Below is a listing to write out in full, exactly as given, without its pictures.

[Dataset entries]
■ ■ ■ ■ ■

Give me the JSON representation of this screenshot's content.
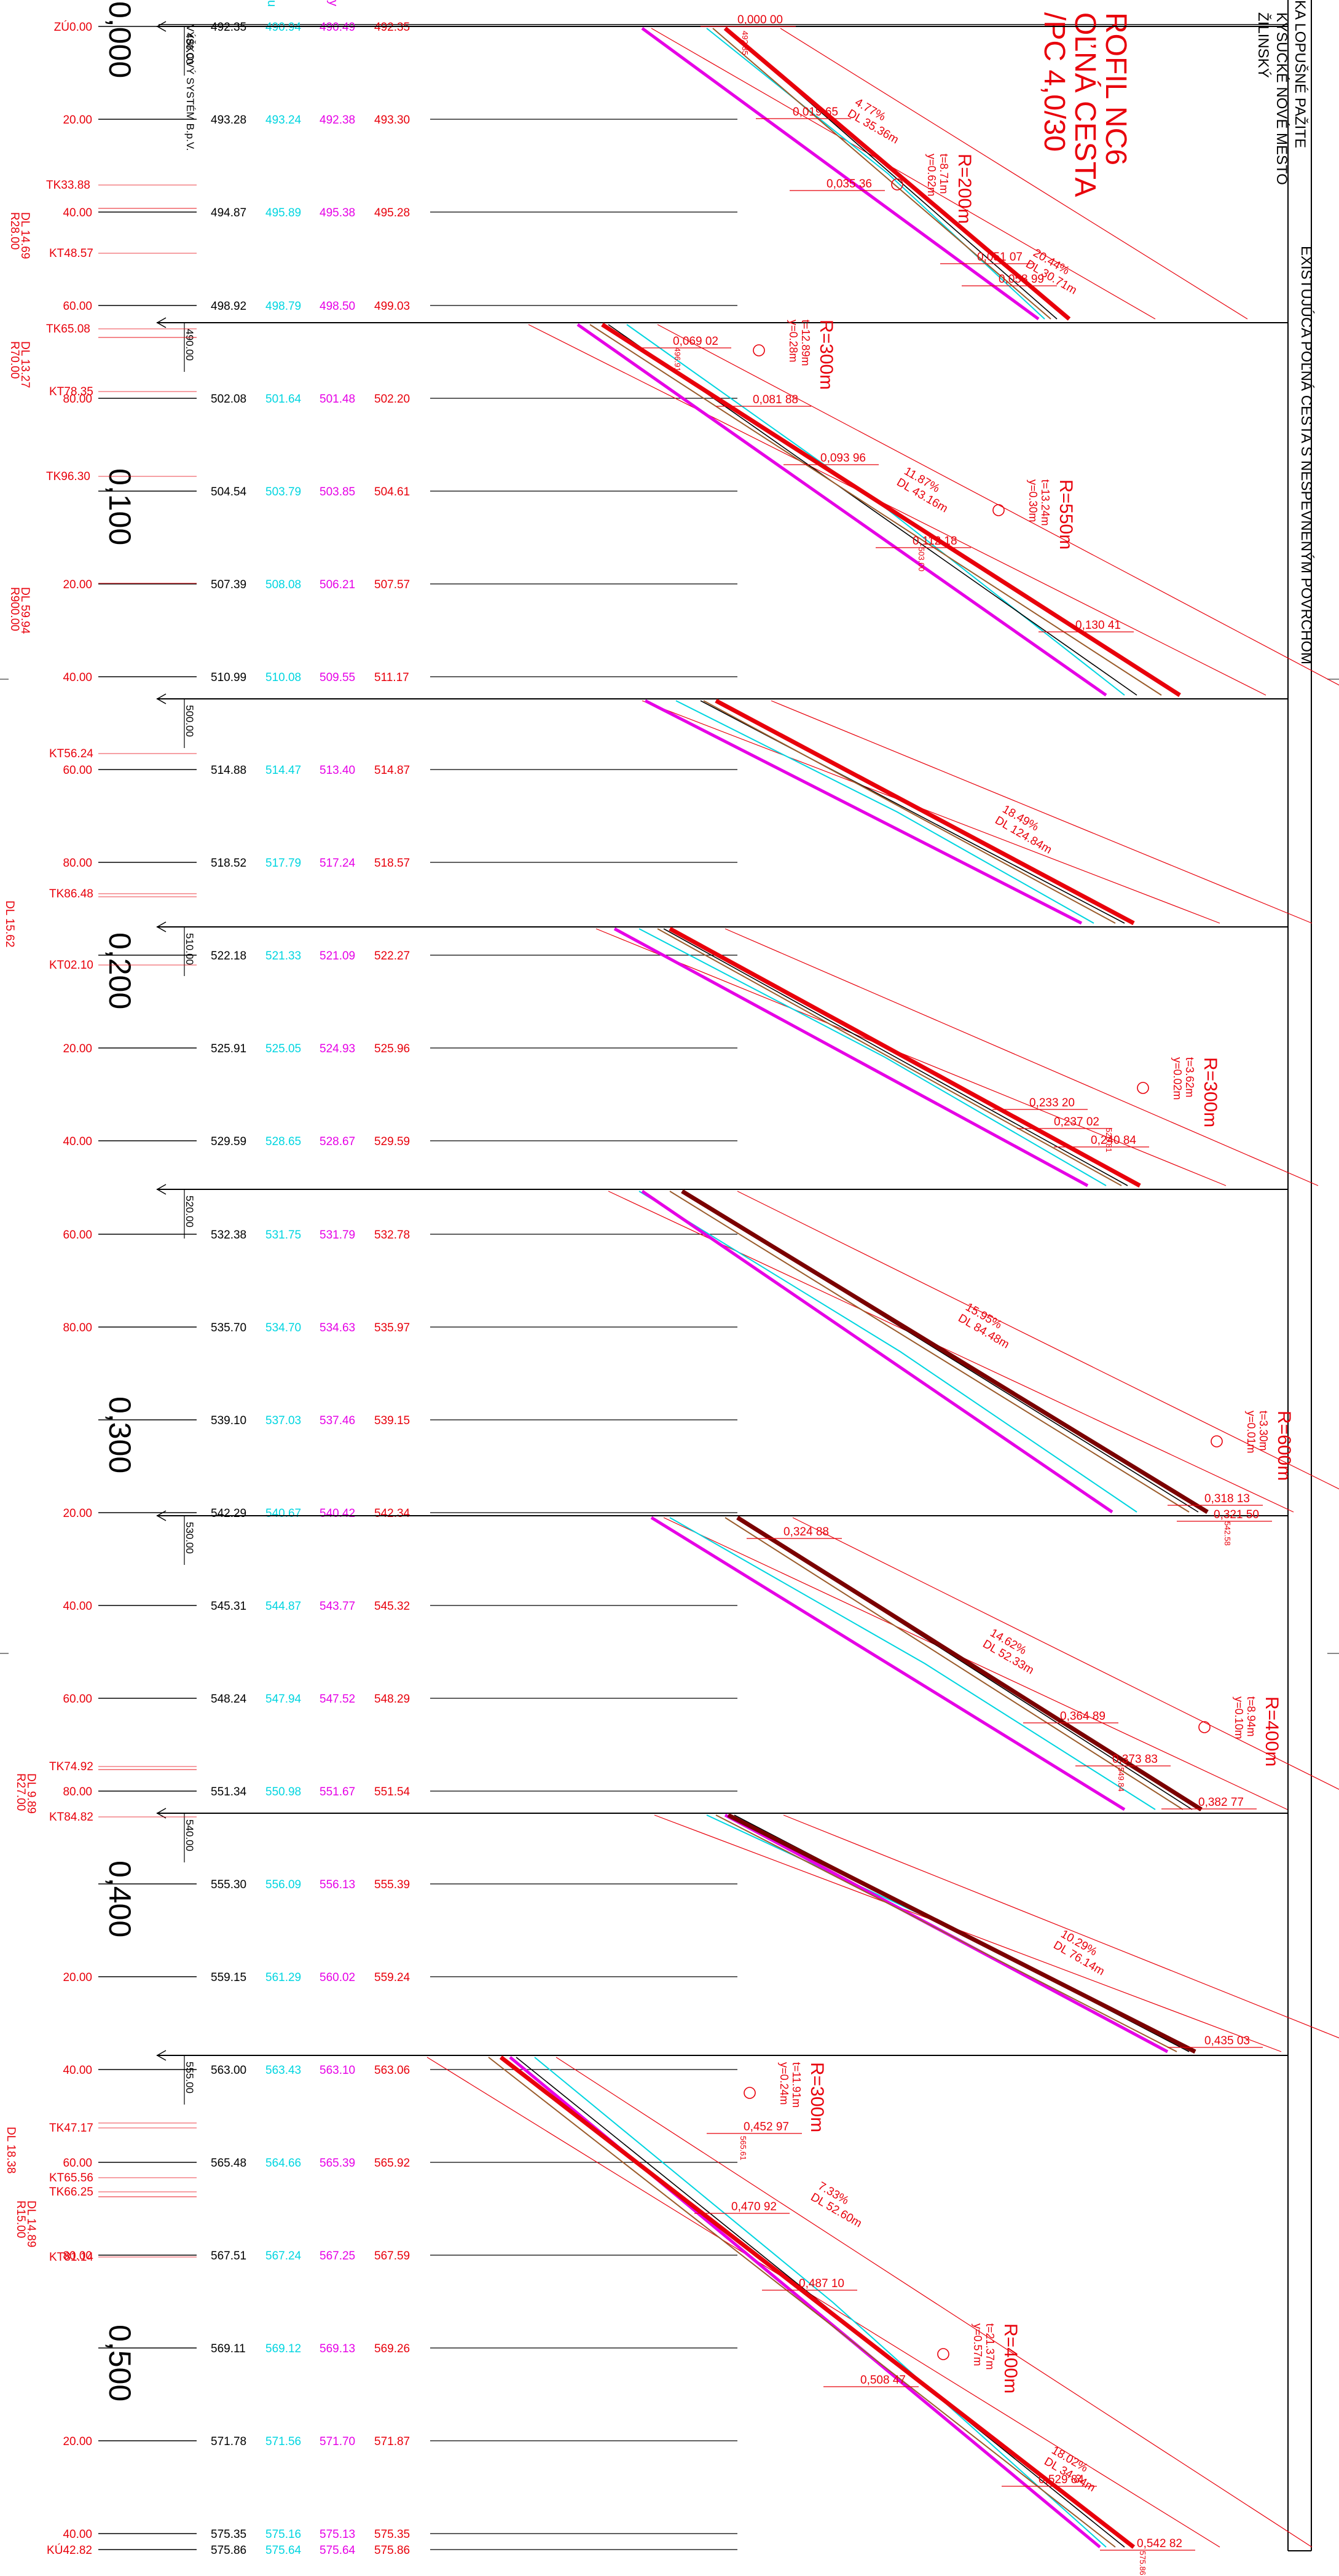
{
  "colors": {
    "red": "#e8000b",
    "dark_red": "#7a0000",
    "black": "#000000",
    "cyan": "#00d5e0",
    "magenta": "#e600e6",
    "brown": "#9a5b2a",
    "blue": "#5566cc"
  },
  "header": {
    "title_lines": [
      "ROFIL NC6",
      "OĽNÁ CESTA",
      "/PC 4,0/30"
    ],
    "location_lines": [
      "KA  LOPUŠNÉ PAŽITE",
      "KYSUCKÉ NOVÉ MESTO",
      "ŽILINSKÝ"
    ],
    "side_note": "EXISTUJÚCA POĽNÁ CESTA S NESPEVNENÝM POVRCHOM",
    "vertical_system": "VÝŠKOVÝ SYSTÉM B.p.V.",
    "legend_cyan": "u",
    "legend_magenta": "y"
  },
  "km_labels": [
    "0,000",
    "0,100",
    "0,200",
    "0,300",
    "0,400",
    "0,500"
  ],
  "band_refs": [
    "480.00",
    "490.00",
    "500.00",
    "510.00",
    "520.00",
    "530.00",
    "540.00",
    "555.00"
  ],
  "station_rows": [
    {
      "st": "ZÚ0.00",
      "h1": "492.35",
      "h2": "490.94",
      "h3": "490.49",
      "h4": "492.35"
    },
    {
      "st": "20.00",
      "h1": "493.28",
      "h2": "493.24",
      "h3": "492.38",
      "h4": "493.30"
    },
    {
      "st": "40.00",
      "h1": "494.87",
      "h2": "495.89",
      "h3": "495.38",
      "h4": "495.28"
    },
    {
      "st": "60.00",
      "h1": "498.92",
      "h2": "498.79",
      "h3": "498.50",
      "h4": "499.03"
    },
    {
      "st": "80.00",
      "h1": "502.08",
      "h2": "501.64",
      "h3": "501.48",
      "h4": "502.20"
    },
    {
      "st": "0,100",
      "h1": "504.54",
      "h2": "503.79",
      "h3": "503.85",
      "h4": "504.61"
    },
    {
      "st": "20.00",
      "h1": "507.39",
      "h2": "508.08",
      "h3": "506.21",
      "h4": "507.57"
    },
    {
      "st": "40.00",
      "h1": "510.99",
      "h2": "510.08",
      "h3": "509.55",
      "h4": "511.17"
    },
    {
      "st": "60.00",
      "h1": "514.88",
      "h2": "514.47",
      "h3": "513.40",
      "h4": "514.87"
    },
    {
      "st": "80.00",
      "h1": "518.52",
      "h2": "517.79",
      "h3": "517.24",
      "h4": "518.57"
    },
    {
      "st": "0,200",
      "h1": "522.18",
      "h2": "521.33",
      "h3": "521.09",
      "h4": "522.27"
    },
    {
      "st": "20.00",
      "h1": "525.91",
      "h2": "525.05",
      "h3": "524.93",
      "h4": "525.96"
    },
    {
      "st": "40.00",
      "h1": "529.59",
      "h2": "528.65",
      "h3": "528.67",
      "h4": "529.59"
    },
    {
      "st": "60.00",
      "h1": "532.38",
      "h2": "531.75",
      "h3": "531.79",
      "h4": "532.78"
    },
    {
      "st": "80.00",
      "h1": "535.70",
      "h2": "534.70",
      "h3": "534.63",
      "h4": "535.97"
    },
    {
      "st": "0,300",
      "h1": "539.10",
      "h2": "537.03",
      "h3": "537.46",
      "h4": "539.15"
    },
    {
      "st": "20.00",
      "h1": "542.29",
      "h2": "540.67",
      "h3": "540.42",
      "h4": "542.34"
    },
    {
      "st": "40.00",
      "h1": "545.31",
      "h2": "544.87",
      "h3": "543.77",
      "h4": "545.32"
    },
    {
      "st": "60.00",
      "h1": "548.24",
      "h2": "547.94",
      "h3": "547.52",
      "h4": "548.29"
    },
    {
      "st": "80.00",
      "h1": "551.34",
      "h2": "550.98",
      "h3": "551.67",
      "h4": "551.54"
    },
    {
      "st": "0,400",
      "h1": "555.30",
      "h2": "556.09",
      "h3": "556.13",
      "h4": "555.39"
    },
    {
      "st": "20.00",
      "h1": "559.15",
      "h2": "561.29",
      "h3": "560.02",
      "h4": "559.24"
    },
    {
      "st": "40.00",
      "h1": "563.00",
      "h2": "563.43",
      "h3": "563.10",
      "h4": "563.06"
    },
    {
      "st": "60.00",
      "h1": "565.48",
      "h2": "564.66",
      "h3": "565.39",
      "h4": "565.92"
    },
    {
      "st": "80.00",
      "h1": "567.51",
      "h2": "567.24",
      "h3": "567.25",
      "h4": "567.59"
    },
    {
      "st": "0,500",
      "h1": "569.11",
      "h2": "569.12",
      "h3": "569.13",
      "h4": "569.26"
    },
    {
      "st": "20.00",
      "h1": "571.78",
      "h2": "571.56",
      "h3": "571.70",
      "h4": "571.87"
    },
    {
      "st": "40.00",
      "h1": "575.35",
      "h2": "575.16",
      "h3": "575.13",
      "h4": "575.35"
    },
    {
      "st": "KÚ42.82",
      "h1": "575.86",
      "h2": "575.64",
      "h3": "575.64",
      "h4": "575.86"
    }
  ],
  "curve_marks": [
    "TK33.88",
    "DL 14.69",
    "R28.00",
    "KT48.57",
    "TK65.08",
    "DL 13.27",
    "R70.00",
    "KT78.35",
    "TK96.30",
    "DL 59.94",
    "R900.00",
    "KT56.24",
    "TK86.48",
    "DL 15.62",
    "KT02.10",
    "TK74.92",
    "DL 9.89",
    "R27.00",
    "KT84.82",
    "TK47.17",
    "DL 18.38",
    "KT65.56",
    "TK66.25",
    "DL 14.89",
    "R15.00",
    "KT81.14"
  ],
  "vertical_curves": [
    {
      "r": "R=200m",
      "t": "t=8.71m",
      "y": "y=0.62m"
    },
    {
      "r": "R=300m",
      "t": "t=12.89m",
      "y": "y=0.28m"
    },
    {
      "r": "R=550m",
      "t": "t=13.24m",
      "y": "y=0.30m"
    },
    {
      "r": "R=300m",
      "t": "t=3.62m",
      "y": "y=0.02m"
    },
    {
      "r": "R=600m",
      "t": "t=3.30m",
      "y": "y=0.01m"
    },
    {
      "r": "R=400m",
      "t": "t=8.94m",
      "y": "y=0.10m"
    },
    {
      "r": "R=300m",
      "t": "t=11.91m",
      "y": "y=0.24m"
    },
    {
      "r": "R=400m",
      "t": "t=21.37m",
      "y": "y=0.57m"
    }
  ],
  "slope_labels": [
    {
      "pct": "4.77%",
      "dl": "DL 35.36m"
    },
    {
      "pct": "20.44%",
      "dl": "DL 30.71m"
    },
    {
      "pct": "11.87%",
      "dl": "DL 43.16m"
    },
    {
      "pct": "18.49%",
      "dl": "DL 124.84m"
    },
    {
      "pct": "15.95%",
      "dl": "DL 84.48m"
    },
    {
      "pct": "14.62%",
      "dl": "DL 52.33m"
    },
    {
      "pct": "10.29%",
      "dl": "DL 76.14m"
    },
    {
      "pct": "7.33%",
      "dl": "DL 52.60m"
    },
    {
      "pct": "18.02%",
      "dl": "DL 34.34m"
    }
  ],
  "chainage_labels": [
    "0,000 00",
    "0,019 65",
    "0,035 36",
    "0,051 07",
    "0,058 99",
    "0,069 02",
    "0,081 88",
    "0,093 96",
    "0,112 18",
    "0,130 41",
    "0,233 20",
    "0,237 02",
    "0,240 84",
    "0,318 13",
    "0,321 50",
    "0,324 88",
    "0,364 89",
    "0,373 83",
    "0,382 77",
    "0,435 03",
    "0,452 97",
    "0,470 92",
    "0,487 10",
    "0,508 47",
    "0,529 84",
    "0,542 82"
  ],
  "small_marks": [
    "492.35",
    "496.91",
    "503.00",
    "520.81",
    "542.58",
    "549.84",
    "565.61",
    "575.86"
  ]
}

■ ■ ■ ■ ■

**Exercise answer:**
Give me the JSON representation of this screenshot's content.
{
  "colors": {
    "red": "#e8000b",
    "dark_red": "#7a0000",
    "black": "#000000",
    "cyan": "#00d5e0",
    "magenta": "#e600e6",
    "brown": "#9a5b2a",
    "blue": "#5566cc"
  },
  "header": {
    "title_lines": [
      "ROFIL NC6",
      "OĽNÁ CESTA",
      "/PC 4,0/30"
    ],
    "location_lines": [
      "KA  LOPUŠNÉ PAŽITE",
      "KYSUCKÉ NOVÉ MESTO",
      "ŽILINSKÝ"
    ],
    "side_note": "EXISTUJÚCA POĽNÁ CESTA S NESPEVNENÝM POVRCHOM",
    "vertical_system": "VÝŠKOVÝ SYSTÉM B.p.V.",
    "legend_cyan": "u",
    "legend_magenta": "y"
  },
  "km_labels": [
    "0,000",
    "0,100",
    "0,200",
    "0,300",
    "0,400",
    "0,500"
  ],
  "band_refs": [
    "480.00",
    "490.00",
    "500.00",
    "510.00",
    "520.00",
    "530.00",
    "540.00",
    "555.00"
  ],
  "station_rows": [
    {
      "st": "ZÚ0.00",
      "h1": "492.35",
      "h2": "490.94",
      "h3": "490.49",
      "h4": "492.35"
    },
    {
      "st": "20.00",
      "h1": "493.28",
      "h2": "493.24",
      "h3": "492.38",
      "h4": "493.30"
    },
    {
      "st": "40.00",
      "h1": "494.87",
      "h2": "495.89",
      "h3": "495.38",
      "h4": "495.28"
    },
    {
      "st": "60.00",
      "h1": "498.92",
      "h2": "498.79",
      "h3": "498.50",
      "h4": "499.03"
    },
    {
      "st": "80.00",
      "h1": "502.08",
      "h2": "501.64",
      "h3": "501.48",
      "h4": "502.20"
    },
    {
      "st": "0,100",
      "h1": "504.54",
      "h2": "503.79",
      "h3": "503.85",
      "h4": "504.61"
    },
    {
      "st": "20.00",
      "h1": "507.39",
      "h2": "508.08",
      "h3": "506.21",
      "h4": "507.57"
    },
    {
      "st": "40.00",
      "h1": "510.99",
      "h2": "510.08",
      "h3": "509.55",
      "h4": "511.17"
    },
    {
      "st": "60.00",
      "h1": "514.88",
      "h2": "514.47",
      "h3": "513.40",
      "h4": "514.87"
    },
    {
      "st": "80.00",
      "h1": "518.52",
      "h2": "517.79",
      "h3": "517.24",
      "h4": "518.57"
    },
    {
      "st": "0,200",
      "h1": "522.18",
      "h2": "521.33",
      "h3": "521.09",
      "h4": "522.27"
    },
    {
      "st": "20.00",
      "h1": "525.91",
      "h2": "525.05",
      "h3": "524.93",
      "h4": "525.96"
    },
    {
      "st": "40.00",
      "h1": "529.59",
      "h2": "528.65",
      "h3": "528.67",
      "h4": "529.59"
    },
    {
      "st": "60.00",
      "h1": "532.38",
      "h2": "531.75",
      "h3": "531.79",
      "h4": "532.78"
    },
    {
      "st": "80.00",
      "h1": "535.70",
      "h2": "534.70",
      "h3": "534.63",
      "h4": "535.97"
    },
    {
      "st": "0,300",
      "h1": "539.10",
      "h2": "537.03",
      "h3": "537.46",
      "h4": "539.15"
    },
    {
      "st": "20.00",
      "h1": "542.29",
      "h2": "540.67",
      "h3": "540.42",
      "h4": "542.34"
    },
    {
      "st": "40.00",
      "h1": "545.31",
      "h2": "544.87",
      "h3": "543.77",
      "h4": "545.32"
    },
    {
      "st": "60.00",
      "h1": "548.24",
      "h2": "547.94",
      "h3": "547.52",
      "h4": "548.29"
    },
    {
      "st": "80.00",
      "h1": "551.34",
      "h2": "550.98",
      "h3": "551.67",
      "h4": "551.54"
    },
    {
      "st": "0,400",
      "h1": "555.30",
      "h2": "556.09",
      "h3": "556.13",
      "h4": "555.39"
    },
    {
      "st": "20.00",
      "h1": "559.15",
      "h2": "561.29",
      "h3": "560.02",
      "h4": "559.24"
    },
    {
      "st": "40.00",
      "h1": "563.00",
      "h2": "563.43",
      "h3": "563.10",
      "h4": "563.06"
    },
    {
      "st": "60.00",
      "h1": "565.48",
      "h2": "564.66",
      "h3": "565.39",
      "h4": "565.92"
    },
    {
      "st": "80.00",
      "h1": "567.51",
      "h2": "567.24",
      "h3": "567.25",
      "h4": "567.59"
    },
    {
      "st": "0,500",
      "h1": "569.11",
      "h2": "569.12",
      "h3": "569.13",
      "h4": "569.26"
    },
    {
      "st": "20.00",
      "h1": "571.78",
      "h2": "571.56",
      "h3": "571.70",
      "h4": "571.87"
    },
    {
      "st": "40.00",
      "h1": "575.35",
      "h2": "575.16",
      "h3": "575.13",
      "h4": "575.35"
    },
    {
      "st": "KÚ42.82",
      "h1": "575.86",
      "h2": "575.64",
      "h3": "575.64",
      "h4": "575.86"
    }
  ],
  "curve_marks": [
    "TK33.88",
    "DL 14.69",
    "R28.00",
    "KT48.57",
    "TK65.08",
    "DL 13.27",
    "R70.00",
    "KT78.35",
    "TK96.30",
    "DL 59.94",
    "R900.00",
    "KT56.24",
    "TK86.48",
    "DL 15.62",
    "KT02.10",
    "TK74.92",
    "DL 9.89",
    "R27.00",
    "KT84.82",
    "TK47.17",
    "DL 18.38",
    "KT65.56",
    "TK66.25",
    "DL 14.89",
    "R15.00",
    "KT81.14"
  ],
  "vertical_curves": [
    {
      "r": "R=200m",
      "t": "t=8.71m",
      "y": "y=0.62m"
    },
    {
      "r": "R=300m",
      "t": "t=12.89m",
      "y": "y=0.28m"
    },
    {
      "r": "R=550m",
      "t": "t=13.24m",
      "y": "y=0.30m"
    },
    {
      "r": "R=300m",
      "t": "t=3.62m",
      "y": "y=0.02m"
    },
    {
      "r": "R=600m",
      "t": "t=3.30m",
      "y": "y=0.01m"
    },
    {
      "r": "R=400m",
      "t": "t=8.94m",
      "y": "y=0.10m"
    },
    {
      "r": "R=300m",
      "t": "t=11.91m",
      "y": "y=0.24m"
    },
    {
      "r": "R=400m",
      "t": "t=21.37m",
      "y": "y=0.57m"
    }
  ],
  "slope_labels": [
    {
      "pct": "4.77%",
      "dl": "DL 35.36m"
    },
    {
      "pct": "20.44%",
      "dl": "DL 30.71m"
    },
    {
      "pct": "11.87%",
      "dl": "DL 43.16m"
    },
    {
      "pct": "18.49%",
      "dl": "DL 124.84m"
    },
    {
      "pct": "15.95%",
      "dl": "DL 84.48m"
    },
    {
      "pct": "14.62%",
      "dl": "DL 52.33m"
    },
    {
      "pct": "10.29%",
      "dl": "DL 76.14m"
    },
    {
      "pct": "7.33%",
      "dl": "DL 52.60m"
    },
    {
      "pct": "18.02%",
      "dl": "DL 34.34m"
    }
  ],
  "chainage_labels": [
    "0,000 00",
    "0,019 65",
    "0,035 36",
    "0,051 07",
    "0,058 99",
    "0,069 02",
    "0,081 88",
    "0,093 96",
    "0,112 18",
    "0,130 41",
    "0,233 20",
    "0,237 02",
    "0,240 84",
    "0,318 13",
    "0,321 50",
    "0,324 88",
    "0,364 89",
    "0,373 83",
    "0,382 77",
    "0,435 03",
    "0,452 97",
    "0,470 92",
    "0,487 10",
    "0,508 47",
    "0,529 84",
    "0,542 82"
  ],
  "small_marks": [
    "492.35",
    "496.91",
    "503.00",
    "520.81",
    "542.58",
    "549.84",
    "565.61",
    "575.86"
  ]
}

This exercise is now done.